Stored records:
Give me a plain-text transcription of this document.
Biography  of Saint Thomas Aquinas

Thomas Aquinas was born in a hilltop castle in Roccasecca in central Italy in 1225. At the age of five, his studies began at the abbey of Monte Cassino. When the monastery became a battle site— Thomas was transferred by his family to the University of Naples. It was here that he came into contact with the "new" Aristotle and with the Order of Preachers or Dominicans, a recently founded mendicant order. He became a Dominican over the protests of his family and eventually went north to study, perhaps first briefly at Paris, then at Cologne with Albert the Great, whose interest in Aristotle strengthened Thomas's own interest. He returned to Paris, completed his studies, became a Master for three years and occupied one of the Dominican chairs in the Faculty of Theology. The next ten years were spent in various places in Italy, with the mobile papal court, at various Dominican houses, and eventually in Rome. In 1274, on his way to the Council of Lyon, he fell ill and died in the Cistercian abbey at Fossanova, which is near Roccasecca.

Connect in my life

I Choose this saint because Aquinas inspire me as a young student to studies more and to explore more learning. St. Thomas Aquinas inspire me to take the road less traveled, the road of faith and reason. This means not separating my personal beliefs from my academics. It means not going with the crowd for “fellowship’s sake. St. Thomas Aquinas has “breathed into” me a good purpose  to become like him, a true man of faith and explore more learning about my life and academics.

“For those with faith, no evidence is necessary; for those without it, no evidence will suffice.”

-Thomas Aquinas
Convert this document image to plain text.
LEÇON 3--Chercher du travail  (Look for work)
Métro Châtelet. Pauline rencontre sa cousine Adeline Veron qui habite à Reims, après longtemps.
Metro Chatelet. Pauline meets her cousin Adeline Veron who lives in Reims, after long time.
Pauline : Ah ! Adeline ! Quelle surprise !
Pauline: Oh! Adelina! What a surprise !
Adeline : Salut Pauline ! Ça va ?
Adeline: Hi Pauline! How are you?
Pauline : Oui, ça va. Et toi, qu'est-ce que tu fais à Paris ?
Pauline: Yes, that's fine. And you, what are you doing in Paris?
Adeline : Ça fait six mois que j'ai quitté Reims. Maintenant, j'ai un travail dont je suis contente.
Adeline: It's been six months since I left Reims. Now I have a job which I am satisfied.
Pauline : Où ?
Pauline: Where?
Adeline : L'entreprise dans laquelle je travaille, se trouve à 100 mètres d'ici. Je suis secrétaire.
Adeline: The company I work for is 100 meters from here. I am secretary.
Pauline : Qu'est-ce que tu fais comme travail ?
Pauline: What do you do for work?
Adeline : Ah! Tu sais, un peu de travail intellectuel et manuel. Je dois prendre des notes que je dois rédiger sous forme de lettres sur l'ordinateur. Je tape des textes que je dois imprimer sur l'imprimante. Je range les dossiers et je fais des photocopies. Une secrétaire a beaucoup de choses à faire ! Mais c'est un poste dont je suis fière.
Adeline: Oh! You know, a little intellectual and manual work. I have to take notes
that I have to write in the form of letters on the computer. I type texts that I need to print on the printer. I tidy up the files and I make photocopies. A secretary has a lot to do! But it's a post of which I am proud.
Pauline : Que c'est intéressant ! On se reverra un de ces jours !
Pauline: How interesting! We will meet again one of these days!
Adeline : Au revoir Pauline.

REQUIRED WORK
Output every line above without altering anything.

WRITTEN SOLUTION
Give me a plain-text transcription of this document.
Biography  of Saint Thomas Aquinas

Thomas Aquinas was born in a hilltop castle in Roccasecca in central Italy in 1225. At the age of five, his studies began at the abbey of Monte Cassino. When the monastery became a battle site— Thomas was transferred by his family to the University of Naples. It was here that he came into contact with the "new" Aristotle and with the Order of Preachers or Dominicans, a recently founded mendicant order. He became a Dominican over the protests of his family and eventually went north to study, perhaps first briefly at Paris, then at Cologne with Albert the Great, whose interest in Aristotle strengthened Thomas's own interest. He returned to Paris, completed his studies, became a Master for three years and occupied one of the Dominican chairs in the Faculty of Theology. The next ten years were spent in various places in Italy, with the mobile papal court, at various Dominican houses, and eventually in Rome. In 1274, on his way to the Council of Lyon, he fell ill and died in the Cistercian abbey at Fossanova, which is near Roccasecca.

Connect in my life

I Choose this saint because Aquinas inspire me as a young student to studies more and to explore more learning. St. Thomas Aquinas inspire me to take the road less traveled, the road of faith and reason. This means not separating my personal beliefs from my academics. It means not going with the crowd for “fellowship’s sake. St. Thomas Aquinas has “breathed into” me a good purpose  to become like him, a true man of faith and explore more learning about my life and academics.

“For those with faith, no evidence is necessary; for those without it, no evidence will suffice.”

-Thomas Aquinas
Convert this document image to plain text.
LEÇON 3--Chercher du travail  (Look for work)
Métro Châtelet. Pauline rencontre sa cousine Adeline Veron qui habite à Reims, après longtemps.
Metro Chatelet. Pauline meets her cousin Adeline Veron who lives in Reims, after long time.
Pauline : Ah ! Adeline ! Quelle surprise !
Pauline: Oh! Adelina! What a surprise !
Adeline : Salut Pauline ! Ça va ?
Adeline: Hi Pauline! How are you?
Pauline : Oui, ça va. Et toi, qu'est-ce que tu fais à Paris ?
Pauline: Yes, that's fine. And you, what are you doing in Paris?
Adeline : Ça fait six mois que j'ai quitté Reims. Maintenant, j'ai un travail dont je suis contente.
Adeline: It's been six months since I left Reims. Now I have a job which I am satisfied.
Pauline : Où ?
Pauline: Where?
Adeline : L'entreprise dans laquelle je travaille, se trouve à 100 mètres d'ici. Je suis secrétaire.
Adeline: The company I work for is 100 meters from here. I am secretary.
Pauline : Qu'est-ce que tu fais comme travail ?
Pauline: What do you do for work?
Adeline : Ah! Tu sais, un peu de travail intellectuel et manuel. Je dois prendre des notes que je dois rédiger sous forme de lettres sur l'ordinateur. Je tape des textes que je dois imprimer sur l'imprimante. Je range les dossiers et je fais des photocopies. Une secrétaire a beaucoup de choses à faire ! Mais c'est un poste dont je suis fière.
Adeline: Oh! You know, a little intellectual and manual work. I have to take notes
that I have to write in the form of letters on the computer. I type texts that I need to print on the printer. I tidy up the files and I make photocopies. A secretary has a lot to do! But it's a post of which I am proud.
Pauline : Que c'est intéressant ! On se reverra un de ces jours !
Pauline: How interesting! We will meet again one of these days!
Adeline : Au revoir Pauline.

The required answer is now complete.